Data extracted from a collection
>>>>>
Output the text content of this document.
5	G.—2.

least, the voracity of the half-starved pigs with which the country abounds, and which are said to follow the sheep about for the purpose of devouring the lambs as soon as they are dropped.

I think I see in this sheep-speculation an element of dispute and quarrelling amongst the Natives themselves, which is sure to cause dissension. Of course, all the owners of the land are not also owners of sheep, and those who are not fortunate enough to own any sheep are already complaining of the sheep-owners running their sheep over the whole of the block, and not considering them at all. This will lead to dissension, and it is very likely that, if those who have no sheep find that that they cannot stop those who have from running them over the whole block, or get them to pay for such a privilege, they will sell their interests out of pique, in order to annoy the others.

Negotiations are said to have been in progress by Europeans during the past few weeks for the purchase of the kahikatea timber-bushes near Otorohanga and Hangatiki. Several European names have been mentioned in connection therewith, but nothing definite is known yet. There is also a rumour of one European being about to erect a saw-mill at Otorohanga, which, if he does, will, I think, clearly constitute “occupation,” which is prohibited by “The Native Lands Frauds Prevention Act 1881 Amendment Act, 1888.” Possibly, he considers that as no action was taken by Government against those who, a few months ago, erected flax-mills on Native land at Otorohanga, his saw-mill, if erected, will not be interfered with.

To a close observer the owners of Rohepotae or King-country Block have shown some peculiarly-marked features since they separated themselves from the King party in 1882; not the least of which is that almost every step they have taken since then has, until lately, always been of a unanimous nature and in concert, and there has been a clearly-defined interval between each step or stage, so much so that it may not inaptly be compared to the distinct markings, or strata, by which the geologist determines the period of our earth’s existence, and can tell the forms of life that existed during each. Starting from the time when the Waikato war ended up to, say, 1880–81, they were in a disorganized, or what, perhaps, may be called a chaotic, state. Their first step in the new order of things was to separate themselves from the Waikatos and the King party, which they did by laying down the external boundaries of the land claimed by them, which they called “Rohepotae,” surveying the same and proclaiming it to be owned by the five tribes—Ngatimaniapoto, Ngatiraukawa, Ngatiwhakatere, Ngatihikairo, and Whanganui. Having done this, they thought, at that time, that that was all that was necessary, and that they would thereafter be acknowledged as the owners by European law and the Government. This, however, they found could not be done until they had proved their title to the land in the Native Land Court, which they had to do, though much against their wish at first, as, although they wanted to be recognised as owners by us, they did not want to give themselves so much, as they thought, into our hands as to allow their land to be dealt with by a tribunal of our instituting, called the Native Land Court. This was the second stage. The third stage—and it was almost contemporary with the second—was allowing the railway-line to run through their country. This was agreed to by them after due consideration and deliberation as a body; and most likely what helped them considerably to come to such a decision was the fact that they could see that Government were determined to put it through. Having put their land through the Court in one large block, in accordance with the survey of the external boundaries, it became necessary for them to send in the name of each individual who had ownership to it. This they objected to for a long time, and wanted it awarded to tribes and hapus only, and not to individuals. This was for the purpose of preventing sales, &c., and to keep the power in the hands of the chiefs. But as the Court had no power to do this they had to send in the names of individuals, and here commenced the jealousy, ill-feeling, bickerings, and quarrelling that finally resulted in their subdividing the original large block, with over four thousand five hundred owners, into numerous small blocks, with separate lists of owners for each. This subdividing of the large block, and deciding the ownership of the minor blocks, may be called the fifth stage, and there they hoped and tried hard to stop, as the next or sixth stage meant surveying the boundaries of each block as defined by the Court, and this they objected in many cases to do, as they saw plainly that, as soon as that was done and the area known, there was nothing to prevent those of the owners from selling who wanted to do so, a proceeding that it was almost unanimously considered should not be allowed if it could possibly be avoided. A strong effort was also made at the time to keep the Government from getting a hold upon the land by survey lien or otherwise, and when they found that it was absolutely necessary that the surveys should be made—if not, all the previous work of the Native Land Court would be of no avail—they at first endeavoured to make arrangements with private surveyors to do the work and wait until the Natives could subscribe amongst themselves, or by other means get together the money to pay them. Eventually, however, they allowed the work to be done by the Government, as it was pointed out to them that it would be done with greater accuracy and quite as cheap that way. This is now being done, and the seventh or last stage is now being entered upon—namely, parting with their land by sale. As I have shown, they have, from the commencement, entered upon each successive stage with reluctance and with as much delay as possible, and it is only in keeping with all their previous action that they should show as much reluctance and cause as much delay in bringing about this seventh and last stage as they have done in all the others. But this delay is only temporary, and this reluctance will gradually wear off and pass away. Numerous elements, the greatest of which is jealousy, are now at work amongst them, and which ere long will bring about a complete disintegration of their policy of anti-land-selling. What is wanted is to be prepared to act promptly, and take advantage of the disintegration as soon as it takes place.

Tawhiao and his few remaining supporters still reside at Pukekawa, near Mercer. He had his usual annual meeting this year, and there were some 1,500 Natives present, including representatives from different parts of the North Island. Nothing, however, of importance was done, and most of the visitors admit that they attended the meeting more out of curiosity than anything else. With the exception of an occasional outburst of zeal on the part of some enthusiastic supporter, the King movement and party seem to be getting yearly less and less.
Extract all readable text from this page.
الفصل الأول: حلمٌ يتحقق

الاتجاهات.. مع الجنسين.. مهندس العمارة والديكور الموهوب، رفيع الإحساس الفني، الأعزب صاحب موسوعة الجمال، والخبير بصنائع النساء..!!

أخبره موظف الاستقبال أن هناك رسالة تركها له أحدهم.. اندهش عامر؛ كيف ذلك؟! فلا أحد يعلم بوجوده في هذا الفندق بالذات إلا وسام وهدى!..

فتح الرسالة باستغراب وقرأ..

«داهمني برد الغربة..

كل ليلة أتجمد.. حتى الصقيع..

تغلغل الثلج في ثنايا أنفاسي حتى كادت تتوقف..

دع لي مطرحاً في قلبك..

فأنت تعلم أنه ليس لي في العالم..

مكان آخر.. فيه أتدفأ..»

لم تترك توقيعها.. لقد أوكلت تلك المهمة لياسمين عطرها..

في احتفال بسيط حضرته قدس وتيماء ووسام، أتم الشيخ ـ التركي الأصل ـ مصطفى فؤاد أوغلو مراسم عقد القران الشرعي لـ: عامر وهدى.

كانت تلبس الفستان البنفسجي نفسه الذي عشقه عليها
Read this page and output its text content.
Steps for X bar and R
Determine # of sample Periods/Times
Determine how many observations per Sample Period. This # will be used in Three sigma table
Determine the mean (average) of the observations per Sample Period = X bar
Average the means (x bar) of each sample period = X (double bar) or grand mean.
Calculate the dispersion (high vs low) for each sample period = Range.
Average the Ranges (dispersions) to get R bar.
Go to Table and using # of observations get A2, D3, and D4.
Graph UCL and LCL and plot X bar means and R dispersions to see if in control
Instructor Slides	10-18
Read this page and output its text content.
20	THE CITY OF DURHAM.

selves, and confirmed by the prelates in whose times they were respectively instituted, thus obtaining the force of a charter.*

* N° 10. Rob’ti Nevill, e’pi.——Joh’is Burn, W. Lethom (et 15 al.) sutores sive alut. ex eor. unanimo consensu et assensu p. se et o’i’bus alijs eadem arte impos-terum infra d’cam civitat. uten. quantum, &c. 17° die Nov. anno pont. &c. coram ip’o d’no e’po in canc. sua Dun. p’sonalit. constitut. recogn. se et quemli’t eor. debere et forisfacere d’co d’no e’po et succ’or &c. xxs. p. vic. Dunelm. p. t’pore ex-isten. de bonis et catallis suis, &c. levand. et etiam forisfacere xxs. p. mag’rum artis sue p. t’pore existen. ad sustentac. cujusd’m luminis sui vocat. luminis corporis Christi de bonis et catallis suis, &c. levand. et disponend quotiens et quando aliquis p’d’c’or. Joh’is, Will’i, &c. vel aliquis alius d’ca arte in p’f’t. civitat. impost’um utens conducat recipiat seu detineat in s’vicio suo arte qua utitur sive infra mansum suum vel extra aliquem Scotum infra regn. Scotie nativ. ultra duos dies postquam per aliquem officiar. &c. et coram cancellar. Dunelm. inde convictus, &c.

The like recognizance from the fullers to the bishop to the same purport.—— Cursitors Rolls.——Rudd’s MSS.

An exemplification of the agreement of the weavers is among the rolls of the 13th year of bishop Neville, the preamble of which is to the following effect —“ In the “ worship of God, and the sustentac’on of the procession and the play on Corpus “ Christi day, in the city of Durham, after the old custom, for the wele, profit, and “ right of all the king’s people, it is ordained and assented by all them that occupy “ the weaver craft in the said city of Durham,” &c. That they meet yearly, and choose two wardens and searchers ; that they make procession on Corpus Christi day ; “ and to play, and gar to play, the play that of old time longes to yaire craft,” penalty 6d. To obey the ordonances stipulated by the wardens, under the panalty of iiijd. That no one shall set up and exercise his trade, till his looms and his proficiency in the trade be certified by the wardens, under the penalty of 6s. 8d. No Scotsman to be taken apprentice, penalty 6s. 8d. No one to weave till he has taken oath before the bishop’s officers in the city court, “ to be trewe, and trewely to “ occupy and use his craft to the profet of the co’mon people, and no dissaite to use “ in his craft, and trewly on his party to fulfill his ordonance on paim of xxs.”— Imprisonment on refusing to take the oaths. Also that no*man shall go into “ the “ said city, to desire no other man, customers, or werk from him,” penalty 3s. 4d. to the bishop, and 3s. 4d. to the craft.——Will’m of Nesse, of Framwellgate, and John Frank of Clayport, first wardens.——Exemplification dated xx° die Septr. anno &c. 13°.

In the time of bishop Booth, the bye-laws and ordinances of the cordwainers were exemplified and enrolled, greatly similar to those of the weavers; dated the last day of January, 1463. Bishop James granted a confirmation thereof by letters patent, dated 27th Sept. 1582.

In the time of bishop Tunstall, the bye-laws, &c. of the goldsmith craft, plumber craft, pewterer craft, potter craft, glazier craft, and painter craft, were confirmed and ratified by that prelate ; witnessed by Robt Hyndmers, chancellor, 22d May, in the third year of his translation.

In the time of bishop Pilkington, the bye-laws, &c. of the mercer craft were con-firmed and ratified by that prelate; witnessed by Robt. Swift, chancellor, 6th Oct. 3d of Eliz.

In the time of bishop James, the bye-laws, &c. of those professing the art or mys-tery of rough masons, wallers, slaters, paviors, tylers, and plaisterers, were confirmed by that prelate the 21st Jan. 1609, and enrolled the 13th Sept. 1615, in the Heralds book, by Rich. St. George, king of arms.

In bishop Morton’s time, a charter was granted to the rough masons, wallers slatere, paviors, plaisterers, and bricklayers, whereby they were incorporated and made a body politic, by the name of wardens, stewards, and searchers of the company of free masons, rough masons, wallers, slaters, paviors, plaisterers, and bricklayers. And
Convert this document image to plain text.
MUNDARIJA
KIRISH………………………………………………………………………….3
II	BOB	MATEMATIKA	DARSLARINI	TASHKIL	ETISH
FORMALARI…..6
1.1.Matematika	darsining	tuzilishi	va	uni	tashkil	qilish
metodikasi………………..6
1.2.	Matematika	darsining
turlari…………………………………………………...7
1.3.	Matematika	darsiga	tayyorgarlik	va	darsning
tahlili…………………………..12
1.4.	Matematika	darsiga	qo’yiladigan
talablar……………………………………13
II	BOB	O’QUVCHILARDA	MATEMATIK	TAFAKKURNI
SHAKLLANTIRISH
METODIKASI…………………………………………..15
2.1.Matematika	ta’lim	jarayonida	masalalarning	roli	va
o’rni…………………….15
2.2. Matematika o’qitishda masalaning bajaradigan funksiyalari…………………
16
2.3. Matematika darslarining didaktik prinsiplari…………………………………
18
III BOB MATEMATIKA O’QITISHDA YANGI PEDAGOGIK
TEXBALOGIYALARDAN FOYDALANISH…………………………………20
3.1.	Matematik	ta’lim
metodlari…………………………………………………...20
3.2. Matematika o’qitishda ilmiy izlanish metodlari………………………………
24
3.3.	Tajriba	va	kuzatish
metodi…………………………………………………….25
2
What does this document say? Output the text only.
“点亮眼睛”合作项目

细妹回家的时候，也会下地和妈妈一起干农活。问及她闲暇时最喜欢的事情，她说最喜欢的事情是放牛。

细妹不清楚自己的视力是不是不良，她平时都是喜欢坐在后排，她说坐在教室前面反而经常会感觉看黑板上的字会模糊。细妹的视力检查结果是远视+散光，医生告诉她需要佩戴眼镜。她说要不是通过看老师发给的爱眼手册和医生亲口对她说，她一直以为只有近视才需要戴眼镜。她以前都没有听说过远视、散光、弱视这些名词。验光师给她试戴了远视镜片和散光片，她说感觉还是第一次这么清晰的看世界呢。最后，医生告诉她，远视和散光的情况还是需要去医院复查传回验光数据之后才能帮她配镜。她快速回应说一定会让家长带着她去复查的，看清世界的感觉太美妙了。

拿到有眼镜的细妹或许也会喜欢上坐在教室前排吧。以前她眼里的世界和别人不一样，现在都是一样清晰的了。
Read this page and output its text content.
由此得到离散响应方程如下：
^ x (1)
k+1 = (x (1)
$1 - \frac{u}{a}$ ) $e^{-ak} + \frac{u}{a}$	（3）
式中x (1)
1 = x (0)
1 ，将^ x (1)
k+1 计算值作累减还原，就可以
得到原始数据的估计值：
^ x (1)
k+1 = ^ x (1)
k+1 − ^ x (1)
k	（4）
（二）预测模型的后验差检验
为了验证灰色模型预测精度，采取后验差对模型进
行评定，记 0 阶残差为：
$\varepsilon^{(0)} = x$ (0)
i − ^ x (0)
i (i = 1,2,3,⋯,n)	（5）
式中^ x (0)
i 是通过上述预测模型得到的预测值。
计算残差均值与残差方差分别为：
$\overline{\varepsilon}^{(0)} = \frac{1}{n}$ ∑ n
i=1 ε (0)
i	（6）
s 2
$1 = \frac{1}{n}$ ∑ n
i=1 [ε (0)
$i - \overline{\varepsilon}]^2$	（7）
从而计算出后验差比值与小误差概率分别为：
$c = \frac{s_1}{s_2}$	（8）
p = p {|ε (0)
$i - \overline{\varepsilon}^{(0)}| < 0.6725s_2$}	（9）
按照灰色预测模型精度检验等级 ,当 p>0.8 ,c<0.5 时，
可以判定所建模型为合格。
<<<<<
From the listing above, collect every line that mentions the word "metodlari".

__Result for this exercise__.
metodlari…………………………………………………...20
3.2. Matematika o’qitishda ilmiy izlanish metodlari………………………………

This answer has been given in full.